***** PROVIDED MATERIAL *****
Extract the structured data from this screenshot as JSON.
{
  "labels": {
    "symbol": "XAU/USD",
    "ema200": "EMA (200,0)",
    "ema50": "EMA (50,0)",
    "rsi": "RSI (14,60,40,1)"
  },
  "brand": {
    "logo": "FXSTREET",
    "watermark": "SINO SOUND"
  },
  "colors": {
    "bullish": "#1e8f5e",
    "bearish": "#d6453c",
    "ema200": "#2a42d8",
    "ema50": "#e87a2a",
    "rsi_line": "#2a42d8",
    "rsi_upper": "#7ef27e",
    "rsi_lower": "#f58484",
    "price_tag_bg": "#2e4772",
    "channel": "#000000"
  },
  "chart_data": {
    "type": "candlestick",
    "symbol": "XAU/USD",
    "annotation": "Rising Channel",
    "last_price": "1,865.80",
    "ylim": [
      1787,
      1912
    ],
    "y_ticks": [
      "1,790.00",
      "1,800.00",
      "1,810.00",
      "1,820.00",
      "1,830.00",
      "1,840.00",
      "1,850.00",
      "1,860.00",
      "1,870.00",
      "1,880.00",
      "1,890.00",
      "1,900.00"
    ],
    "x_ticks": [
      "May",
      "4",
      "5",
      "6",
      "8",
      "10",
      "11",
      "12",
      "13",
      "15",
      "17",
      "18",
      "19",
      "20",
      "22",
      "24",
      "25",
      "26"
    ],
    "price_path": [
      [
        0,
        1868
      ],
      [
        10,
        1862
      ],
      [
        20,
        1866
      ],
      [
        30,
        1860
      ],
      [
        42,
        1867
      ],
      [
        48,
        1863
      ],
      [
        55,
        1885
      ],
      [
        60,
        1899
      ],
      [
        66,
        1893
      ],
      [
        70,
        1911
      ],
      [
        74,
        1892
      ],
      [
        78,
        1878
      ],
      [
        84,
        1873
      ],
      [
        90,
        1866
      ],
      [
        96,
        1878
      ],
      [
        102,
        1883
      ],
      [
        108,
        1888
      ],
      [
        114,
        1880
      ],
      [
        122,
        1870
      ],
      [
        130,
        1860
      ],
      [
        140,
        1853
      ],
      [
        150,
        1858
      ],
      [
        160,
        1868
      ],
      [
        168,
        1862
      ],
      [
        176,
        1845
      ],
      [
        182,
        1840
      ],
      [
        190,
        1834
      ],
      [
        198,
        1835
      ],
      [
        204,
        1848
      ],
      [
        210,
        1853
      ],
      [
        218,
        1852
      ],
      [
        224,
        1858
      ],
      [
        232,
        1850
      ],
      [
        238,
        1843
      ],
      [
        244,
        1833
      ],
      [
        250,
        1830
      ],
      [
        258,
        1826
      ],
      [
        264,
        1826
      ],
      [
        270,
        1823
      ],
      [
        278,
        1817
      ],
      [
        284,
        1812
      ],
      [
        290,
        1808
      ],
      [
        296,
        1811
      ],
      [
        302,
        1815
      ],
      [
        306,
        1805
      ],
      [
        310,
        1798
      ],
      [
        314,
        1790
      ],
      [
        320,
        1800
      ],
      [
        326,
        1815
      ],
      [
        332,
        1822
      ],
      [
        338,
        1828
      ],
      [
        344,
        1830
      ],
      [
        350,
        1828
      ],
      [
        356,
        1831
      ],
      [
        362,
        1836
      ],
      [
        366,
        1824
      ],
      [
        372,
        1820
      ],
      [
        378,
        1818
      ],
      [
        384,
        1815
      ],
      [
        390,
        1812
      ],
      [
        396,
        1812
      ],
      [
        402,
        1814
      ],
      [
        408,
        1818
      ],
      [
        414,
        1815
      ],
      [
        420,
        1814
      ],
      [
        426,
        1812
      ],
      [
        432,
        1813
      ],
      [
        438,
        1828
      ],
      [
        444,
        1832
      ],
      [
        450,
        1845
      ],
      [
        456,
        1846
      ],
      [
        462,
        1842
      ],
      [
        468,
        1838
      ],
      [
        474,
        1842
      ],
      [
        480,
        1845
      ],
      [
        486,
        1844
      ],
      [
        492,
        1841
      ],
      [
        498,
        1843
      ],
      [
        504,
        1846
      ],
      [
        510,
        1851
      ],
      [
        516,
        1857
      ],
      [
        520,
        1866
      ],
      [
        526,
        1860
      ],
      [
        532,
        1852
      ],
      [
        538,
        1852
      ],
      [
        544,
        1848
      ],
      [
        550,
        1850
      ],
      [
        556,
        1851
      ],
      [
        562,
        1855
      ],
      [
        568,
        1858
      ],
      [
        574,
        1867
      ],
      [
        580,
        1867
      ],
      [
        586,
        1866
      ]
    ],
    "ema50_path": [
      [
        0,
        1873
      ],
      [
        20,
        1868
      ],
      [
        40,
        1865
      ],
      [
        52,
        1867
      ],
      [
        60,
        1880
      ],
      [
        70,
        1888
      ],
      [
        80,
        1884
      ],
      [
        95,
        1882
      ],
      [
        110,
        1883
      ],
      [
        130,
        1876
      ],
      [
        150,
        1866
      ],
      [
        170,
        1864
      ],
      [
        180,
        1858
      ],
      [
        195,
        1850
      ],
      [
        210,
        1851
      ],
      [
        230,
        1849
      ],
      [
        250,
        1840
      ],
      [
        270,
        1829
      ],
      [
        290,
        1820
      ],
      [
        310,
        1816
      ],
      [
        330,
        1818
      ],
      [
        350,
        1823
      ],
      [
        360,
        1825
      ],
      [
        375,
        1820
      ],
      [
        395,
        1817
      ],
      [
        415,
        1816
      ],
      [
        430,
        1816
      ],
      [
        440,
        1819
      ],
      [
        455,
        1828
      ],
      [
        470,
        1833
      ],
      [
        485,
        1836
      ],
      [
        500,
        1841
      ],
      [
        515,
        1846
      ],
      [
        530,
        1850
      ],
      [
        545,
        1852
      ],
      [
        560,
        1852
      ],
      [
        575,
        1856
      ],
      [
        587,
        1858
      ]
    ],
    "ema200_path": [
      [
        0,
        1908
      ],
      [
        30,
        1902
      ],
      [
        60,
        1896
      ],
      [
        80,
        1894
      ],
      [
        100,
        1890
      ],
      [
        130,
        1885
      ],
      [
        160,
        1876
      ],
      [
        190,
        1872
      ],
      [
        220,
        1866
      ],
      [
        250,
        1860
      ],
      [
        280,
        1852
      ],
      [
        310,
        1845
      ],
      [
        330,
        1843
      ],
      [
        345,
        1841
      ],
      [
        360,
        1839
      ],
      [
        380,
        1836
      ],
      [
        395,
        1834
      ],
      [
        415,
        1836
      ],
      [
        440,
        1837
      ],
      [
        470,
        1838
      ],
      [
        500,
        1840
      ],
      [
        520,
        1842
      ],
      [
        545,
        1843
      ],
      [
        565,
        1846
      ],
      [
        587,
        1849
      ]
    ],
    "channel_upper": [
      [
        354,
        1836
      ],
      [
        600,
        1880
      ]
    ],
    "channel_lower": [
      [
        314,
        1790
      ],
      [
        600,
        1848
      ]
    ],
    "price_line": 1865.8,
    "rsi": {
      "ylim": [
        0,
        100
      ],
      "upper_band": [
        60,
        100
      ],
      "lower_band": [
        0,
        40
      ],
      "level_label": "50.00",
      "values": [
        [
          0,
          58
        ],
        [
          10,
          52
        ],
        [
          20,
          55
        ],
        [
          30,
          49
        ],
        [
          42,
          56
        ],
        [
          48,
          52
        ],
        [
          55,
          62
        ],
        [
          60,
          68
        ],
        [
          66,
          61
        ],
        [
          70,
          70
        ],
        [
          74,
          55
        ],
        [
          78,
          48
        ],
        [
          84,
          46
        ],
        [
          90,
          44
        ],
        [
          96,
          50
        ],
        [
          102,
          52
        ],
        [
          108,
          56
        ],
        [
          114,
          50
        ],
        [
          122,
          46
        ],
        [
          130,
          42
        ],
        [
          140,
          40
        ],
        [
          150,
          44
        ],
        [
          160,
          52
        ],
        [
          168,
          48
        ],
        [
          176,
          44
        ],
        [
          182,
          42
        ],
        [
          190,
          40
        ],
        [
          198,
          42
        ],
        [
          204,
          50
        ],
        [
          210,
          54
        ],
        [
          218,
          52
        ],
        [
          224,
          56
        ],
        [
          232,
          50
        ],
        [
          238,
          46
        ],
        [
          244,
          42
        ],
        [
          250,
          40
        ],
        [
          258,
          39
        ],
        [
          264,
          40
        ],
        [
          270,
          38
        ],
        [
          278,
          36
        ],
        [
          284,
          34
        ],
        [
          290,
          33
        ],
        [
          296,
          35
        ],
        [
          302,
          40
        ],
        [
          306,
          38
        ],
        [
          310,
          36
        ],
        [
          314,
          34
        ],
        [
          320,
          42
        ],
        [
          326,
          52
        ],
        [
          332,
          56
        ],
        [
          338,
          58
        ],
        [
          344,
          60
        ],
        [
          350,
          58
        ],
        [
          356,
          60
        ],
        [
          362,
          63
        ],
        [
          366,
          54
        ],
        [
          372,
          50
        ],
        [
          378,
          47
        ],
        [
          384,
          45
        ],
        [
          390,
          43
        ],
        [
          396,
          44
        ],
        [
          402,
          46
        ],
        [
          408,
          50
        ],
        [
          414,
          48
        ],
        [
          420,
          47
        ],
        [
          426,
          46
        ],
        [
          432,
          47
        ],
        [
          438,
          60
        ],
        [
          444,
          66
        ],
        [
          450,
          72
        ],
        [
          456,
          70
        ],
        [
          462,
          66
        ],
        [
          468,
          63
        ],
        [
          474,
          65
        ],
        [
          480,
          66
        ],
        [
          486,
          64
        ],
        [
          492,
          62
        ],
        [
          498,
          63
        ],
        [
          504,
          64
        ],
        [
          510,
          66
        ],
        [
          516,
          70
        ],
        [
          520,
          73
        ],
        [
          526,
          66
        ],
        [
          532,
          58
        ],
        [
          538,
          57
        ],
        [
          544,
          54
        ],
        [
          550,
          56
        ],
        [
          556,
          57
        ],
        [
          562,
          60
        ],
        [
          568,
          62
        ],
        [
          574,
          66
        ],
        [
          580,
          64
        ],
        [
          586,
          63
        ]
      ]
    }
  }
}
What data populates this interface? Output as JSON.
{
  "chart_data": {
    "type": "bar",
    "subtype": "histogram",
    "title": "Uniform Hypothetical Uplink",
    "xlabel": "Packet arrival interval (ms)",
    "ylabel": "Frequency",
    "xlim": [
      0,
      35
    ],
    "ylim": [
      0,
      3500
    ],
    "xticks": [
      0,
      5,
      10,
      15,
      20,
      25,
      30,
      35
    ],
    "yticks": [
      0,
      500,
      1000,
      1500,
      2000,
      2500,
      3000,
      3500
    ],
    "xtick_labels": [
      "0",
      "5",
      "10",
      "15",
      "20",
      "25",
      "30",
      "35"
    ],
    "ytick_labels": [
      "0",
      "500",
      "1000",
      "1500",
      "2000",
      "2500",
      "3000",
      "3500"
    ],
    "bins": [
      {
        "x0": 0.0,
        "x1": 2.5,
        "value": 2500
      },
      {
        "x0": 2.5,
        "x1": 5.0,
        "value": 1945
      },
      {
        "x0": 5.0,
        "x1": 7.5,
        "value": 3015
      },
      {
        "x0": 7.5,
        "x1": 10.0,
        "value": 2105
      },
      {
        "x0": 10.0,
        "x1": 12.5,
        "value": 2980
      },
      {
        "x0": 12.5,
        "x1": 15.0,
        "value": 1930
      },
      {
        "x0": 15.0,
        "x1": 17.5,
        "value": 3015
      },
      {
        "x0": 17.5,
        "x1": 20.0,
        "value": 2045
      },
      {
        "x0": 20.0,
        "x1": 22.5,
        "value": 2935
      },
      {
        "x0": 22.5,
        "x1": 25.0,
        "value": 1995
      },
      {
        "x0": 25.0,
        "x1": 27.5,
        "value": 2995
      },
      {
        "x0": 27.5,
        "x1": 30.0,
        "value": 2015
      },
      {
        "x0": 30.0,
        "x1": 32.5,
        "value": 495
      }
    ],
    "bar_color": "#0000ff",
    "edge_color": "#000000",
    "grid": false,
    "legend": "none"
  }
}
*****
§ **DIRECTIONS**: Return every line from the records above that holds the word "JSON".

§ **EXERCISE RESULT**:
Extract the structured data from this screenshot as JSON.
What data populates this interface? Output as JSON.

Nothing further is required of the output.